Exercise prompt ▸ Set out every line bearing the string "JSON".

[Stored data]
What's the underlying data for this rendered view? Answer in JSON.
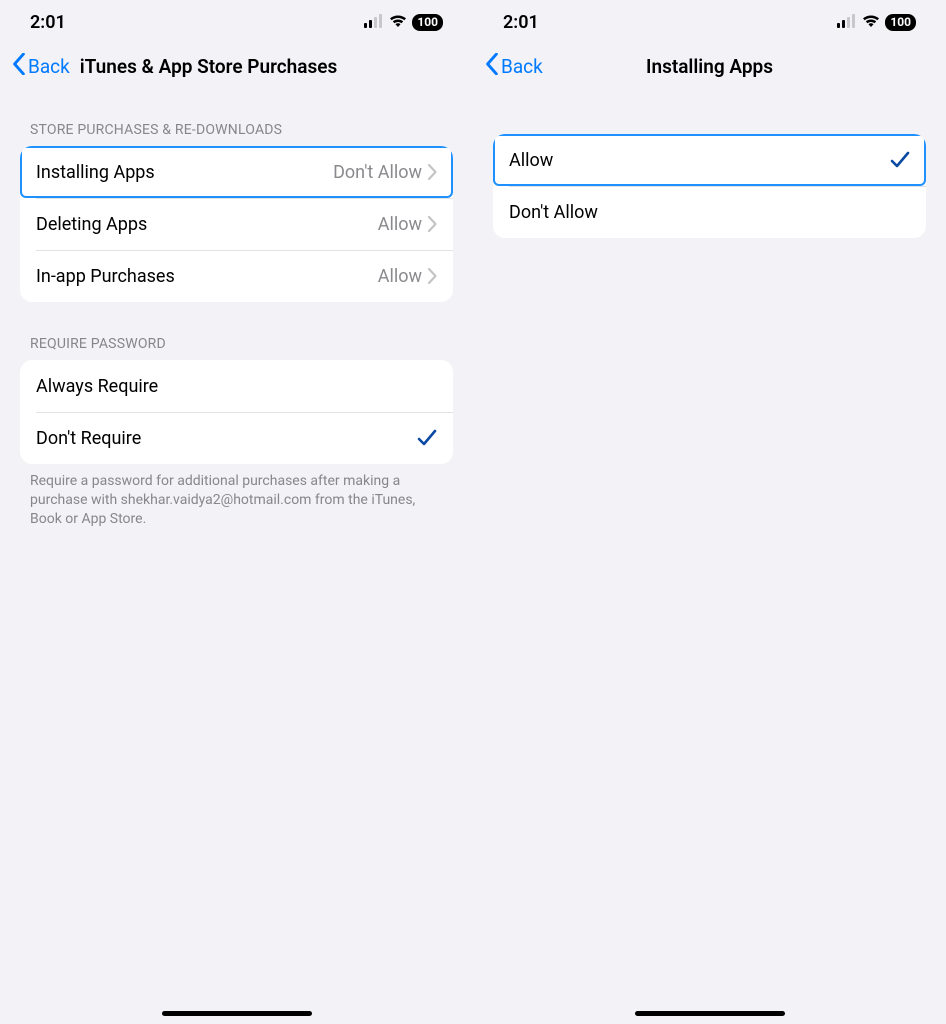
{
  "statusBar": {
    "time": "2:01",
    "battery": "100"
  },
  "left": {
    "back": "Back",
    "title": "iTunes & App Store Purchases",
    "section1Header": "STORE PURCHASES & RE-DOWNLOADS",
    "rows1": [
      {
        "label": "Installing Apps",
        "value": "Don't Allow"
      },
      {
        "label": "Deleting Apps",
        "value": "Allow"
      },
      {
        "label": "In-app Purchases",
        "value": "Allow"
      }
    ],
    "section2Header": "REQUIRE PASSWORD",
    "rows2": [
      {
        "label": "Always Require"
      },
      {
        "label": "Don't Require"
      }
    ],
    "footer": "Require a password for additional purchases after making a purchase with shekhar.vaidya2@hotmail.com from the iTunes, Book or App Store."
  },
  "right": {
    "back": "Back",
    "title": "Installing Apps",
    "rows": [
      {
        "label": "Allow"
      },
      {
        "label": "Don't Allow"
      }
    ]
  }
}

* * *

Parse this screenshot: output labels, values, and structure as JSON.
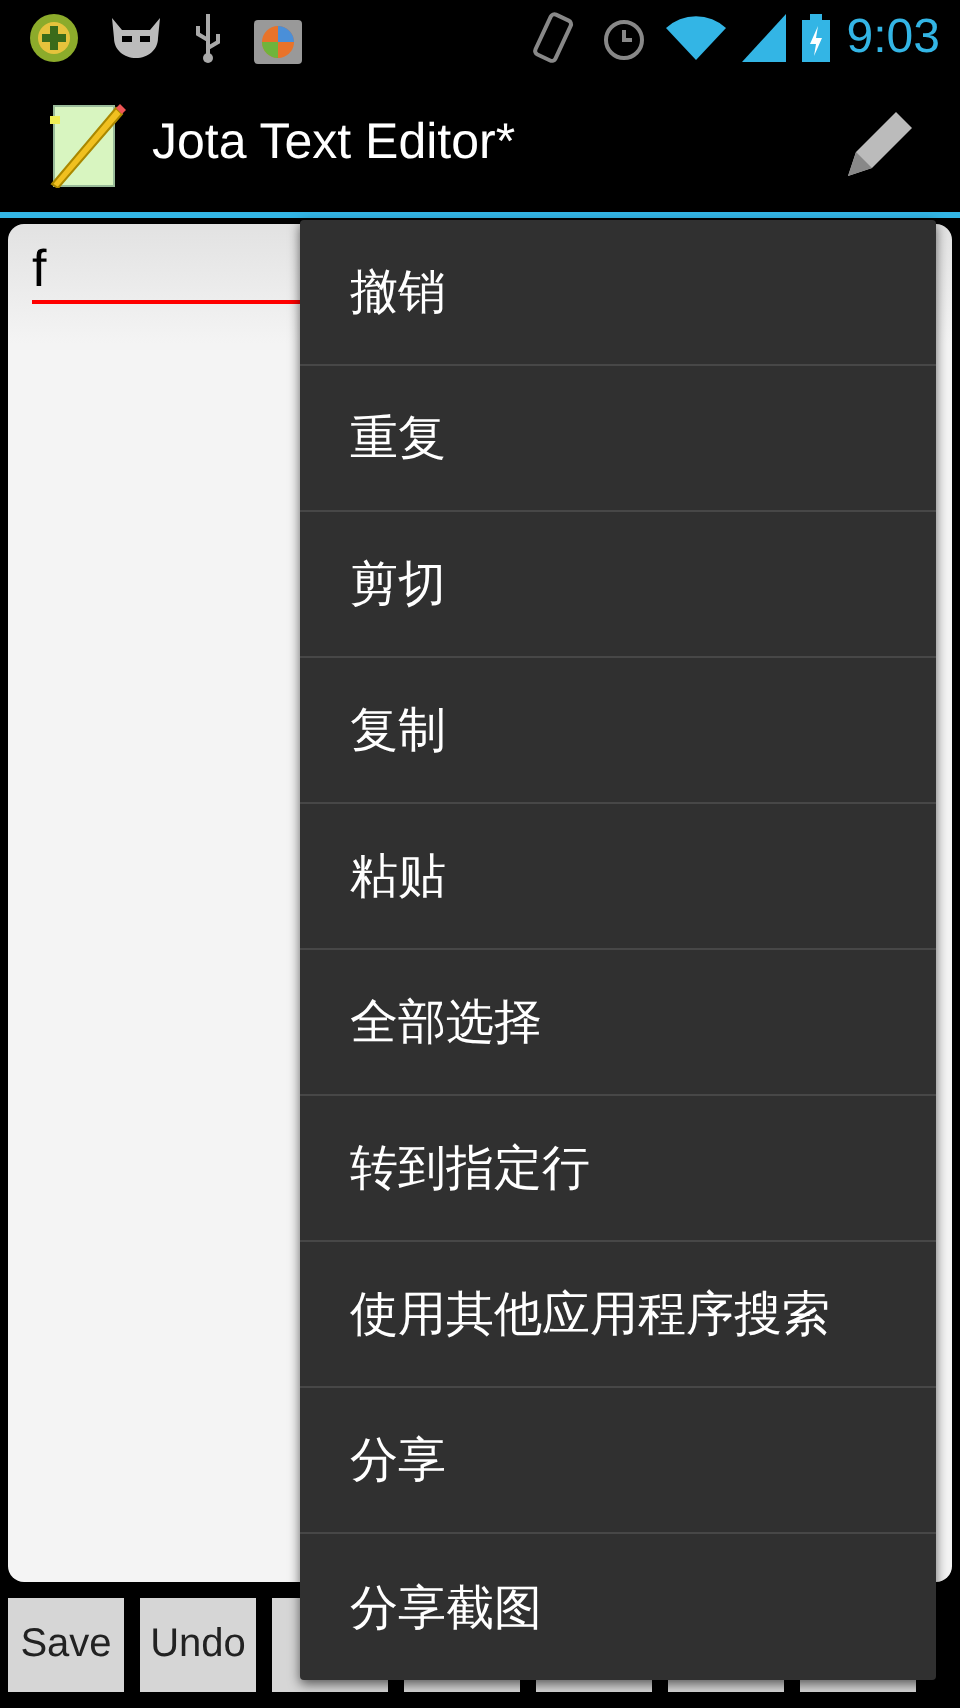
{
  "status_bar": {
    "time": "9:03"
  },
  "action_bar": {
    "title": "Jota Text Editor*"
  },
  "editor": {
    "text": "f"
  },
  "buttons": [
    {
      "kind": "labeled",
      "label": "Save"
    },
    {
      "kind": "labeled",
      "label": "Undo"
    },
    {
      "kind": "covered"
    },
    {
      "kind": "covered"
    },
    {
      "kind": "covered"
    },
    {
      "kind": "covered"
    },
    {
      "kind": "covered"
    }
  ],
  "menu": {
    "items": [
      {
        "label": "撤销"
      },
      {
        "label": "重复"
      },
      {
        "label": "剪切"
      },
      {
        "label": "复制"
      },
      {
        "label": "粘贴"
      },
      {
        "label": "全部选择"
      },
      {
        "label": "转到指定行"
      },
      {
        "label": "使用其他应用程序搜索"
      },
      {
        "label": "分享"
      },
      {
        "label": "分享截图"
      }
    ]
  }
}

Response to this exercise ▸
What's the underlying data for this rendered view? Answer in JSON.
Parse this screenshot: output labels, values, and structure as JSON.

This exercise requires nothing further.